- Problem statement
For the records below, the count of lines that hold "which" is required; give only that number.

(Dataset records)
::::::

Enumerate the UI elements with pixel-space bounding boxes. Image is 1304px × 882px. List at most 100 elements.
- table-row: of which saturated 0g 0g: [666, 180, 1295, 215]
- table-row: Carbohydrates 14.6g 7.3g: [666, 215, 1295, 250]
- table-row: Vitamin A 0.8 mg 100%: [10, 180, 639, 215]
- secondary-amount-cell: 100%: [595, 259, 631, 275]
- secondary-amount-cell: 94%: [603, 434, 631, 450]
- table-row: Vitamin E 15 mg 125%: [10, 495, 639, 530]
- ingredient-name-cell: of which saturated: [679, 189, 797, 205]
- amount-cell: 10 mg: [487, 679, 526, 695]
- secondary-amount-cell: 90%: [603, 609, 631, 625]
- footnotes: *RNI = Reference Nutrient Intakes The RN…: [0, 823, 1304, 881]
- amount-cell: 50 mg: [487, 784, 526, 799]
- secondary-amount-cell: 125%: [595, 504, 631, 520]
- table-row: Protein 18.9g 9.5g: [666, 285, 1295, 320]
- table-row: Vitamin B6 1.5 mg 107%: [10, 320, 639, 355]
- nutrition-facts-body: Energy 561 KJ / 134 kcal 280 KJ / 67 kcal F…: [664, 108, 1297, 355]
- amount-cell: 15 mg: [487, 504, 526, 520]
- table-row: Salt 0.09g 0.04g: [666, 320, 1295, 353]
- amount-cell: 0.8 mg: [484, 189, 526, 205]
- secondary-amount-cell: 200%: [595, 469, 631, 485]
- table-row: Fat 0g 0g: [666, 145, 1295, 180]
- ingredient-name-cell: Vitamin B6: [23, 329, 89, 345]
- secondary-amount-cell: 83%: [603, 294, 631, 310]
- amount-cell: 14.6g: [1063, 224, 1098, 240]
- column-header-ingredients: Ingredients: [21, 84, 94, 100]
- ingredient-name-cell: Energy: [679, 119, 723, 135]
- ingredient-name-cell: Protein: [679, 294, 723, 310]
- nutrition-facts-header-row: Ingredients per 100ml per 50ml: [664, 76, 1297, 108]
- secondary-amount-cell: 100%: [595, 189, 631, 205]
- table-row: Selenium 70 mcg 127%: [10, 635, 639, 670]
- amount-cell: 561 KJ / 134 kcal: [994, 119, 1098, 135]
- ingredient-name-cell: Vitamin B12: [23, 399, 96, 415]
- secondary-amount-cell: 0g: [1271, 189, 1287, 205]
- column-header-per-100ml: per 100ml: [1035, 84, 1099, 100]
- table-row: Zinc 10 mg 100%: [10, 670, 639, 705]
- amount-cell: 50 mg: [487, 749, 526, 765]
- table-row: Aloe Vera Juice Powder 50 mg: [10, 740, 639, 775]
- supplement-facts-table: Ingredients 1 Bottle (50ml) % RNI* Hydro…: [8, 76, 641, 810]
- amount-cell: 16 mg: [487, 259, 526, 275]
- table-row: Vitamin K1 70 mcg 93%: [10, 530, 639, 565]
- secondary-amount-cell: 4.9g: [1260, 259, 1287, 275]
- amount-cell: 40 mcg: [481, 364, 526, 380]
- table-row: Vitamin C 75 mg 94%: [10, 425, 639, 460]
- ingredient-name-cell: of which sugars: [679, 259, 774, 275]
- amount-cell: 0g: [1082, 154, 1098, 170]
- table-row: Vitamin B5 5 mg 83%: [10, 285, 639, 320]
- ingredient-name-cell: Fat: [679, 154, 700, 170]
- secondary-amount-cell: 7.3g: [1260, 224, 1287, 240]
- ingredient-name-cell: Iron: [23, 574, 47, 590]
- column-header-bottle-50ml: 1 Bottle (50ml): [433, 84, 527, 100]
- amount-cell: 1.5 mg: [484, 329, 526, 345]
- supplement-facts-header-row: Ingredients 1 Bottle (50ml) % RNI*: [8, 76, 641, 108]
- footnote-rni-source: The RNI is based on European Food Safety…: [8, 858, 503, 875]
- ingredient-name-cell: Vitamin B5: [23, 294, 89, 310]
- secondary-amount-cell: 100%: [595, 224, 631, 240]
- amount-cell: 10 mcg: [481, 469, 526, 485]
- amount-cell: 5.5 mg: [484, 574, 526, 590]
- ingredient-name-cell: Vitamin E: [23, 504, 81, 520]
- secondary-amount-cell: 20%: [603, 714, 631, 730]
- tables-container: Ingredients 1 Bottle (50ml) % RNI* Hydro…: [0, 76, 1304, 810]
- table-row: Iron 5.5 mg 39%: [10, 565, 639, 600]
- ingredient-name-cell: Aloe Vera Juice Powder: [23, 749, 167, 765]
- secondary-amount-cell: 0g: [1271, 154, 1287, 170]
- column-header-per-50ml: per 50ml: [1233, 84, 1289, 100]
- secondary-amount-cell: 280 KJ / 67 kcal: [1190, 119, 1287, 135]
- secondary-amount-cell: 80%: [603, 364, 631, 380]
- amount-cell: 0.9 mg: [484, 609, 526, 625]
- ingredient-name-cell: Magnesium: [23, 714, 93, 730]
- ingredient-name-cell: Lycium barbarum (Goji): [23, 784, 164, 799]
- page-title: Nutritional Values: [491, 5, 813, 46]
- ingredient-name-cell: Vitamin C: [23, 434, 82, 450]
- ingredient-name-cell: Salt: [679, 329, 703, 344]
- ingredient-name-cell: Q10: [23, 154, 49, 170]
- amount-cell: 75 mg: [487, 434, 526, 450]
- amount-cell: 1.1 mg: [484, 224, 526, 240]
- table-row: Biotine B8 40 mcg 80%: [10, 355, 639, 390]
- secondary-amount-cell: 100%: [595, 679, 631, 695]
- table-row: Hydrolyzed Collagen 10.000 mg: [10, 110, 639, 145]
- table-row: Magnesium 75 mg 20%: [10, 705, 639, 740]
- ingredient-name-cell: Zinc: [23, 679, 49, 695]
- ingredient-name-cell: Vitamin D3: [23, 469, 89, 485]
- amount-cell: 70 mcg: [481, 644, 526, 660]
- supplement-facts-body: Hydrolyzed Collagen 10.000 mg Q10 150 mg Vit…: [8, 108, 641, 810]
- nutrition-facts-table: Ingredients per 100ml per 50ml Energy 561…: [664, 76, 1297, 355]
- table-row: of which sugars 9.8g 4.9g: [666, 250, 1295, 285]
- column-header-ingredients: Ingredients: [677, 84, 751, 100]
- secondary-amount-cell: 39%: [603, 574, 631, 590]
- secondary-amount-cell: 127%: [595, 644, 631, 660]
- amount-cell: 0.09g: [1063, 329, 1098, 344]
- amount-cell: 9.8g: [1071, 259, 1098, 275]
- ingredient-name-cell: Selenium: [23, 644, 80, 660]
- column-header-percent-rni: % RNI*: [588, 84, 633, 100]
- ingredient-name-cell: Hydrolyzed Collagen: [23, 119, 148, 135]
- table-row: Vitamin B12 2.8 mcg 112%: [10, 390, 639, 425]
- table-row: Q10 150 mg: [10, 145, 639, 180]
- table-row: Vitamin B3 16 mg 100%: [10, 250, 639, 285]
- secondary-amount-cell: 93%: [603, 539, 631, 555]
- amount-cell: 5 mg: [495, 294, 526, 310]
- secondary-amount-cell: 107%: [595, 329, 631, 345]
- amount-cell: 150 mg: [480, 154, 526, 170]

::::::

- Answer box
4